- [PASSAGE PROVIDED]:

Manning holds on to heartache of Super Bowl
Broncos fans may want to move on from Denver’s Super Bowl debacle. Not Peyton Manning. He’s holding on to the heartache to stoke his competitive fire.
Seattle Times news services
DENVER — Broncos fans may want to move on from Denver’s Super Bowl debacle. Not Peyton Manning. He’s holding on to the heartache to stoke his competitive fire.
In his first public comments since the highest-scoring team in NFL history was destroyed by the Seahawks from the opening snap two months ago, Manning said the Broncos’ 43-8 loss will serve as motivation in 2014.
“I don’t really have a word for it. Obviously it was disappointing, and we’ll use that to fuel us this offseason and hopefully it’ll make us better,” Manning said Wednesday before giving the keynote address at the Boy Scouts of America Sports Breakfast in Denver.
“I know the front office has addressed some offseason needs in free agency and of course the draft’s coming up, and now it’s up to the players to put in the hard work in the weight room, the film room and on the practice field to try to be a better team this year, and that all starts Monday.”
The Broncos gather next week for the official start of offseason workouts with a roster that looks a lot different from the one that lost by five touchdowns to the Seahawks.
Gone are Champ Bailey, Eric Decker, Wesley Woodyard, Zane Beadles, Knowshon Moreno and Chris Kuper, whose departures cleared cap space for the additions of DeMarcus Ware, T.J. Ward, Aqib Talib and Emmanuel Sanders.

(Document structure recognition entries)
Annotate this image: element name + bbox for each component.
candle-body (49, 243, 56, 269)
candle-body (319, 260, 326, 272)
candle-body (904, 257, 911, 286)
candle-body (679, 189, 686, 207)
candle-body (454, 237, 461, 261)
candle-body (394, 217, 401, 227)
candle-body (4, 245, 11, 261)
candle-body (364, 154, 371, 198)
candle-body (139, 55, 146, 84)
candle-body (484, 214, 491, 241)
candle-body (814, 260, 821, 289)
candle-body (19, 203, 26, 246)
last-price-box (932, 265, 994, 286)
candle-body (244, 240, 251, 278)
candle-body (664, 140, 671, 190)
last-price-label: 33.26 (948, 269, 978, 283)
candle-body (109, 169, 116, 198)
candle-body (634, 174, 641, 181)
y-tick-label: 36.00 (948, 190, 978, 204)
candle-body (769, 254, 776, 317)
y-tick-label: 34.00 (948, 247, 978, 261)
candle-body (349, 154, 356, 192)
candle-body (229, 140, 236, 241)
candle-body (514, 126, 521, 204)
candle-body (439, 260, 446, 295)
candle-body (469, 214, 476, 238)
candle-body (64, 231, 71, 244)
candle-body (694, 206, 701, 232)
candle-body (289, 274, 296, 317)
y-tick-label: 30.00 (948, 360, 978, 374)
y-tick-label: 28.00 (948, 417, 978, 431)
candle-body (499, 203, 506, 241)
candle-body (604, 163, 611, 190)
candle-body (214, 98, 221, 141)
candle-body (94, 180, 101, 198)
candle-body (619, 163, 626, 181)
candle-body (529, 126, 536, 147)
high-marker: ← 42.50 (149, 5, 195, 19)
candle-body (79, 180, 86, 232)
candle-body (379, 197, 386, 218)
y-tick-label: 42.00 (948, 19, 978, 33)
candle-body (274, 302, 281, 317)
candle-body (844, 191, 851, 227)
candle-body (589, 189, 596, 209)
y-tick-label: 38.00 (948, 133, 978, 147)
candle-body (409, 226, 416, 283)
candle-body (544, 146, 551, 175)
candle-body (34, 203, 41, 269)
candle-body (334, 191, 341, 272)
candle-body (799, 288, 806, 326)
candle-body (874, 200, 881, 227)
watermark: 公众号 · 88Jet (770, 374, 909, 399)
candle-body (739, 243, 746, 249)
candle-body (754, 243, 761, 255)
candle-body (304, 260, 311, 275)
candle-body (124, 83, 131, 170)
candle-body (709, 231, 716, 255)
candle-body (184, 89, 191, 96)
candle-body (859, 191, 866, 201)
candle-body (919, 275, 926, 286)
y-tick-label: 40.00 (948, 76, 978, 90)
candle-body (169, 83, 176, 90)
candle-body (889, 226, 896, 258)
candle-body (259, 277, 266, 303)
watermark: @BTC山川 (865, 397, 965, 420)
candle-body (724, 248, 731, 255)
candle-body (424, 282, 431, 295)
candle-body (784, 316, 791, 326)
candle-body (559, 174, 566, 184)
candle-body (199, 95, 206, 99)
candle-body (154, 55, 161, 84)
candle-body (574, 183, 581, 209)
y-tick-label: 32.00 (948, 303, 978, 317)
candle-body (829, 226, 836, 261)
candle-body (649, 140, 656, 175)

- [EXERCISE SET]:
1. Decide whether each statement agrees with the article about Peyton Manning, answering yes or no and quoting the deciding words: (a) The Broncos lost the Super Bowl by a score of 43-8. (b) Manning spoke at a Boy Scouts of America event held in Seattle. (c) DeMarcus Ware was among the players who left the Broncos.
2. According to the article about Peyton Manning, at what event did Manning give the keynote address?
3. Pick up the article about Peyton Manning and the Broncos' Super Bowl loss after its final sentence.
The entries have no connection to the article about Peyton Manning.

- [PER-TASK OUTPUTS]:
1.
(a) Yes: "the Broncos’ 43-8 loss"
(b) No: "the Boy Scouts of America Sports Breakfast in Denver"
(c) No: "cleared cap space for the additions of DeMarcus Ware"

2. The Boy Scouts of America Sports Breakfast in Denver.

3.
Manning said the Broncos are beginning to look ahead.
“Yeah, you have to move forward. You have to kind of re-establish your identity of the 2014 team,” he said.
Only two teams have lost a Super Bowl and bounced back to win the next one: the 1971 Dallas Cowboys and the 1972 Miami Dolphins.
“Absolutely I am,” Manning said when asked if he’s hungrier than ever.
“That’s what I want to do (win the Super Bowl title). That’s what the Denver Broncos want to do. I am glad to be part of a team that wants that. I need to do my part. That’s what I think about every day I go to work, doing my job to help the Denver Broncos get better.”
• The Green Bay Packers reached a deal to bring back backup quarterback Matt Flynn, who stabilized the position after starter Aaron Rodgers went down with a collarbone injury last season.
• The New York Jets signed former Titans running back Chris Johnson, a little over a week after he was officially released by Tennessee. Johnson’s two-year deal reportedly has a base value of $8 million, but he can earn $1 million more in incentives.
• Quarterback Josh Freeman agreed to terms with the New York Giants. Freeman was cut by the Tampa Bay Buccaneers in October after a messy split. He signed with Minnesota four days later but played just one game.
• Kansas City Chiefs receiver Dwayne Bowe pleaded guilty to amended charges of defective equipment and littering in connection with his November arrest for possessing marijuana in Riverside, Kan. Bowe paid $610 in fines.
• Former NFL All-Pro safety Darren Sharper’s DNA was found in an examination of one of two women who accuse him of drugging and sexually assaulting them at a Tempe, Ariz., apartment, a detective testified.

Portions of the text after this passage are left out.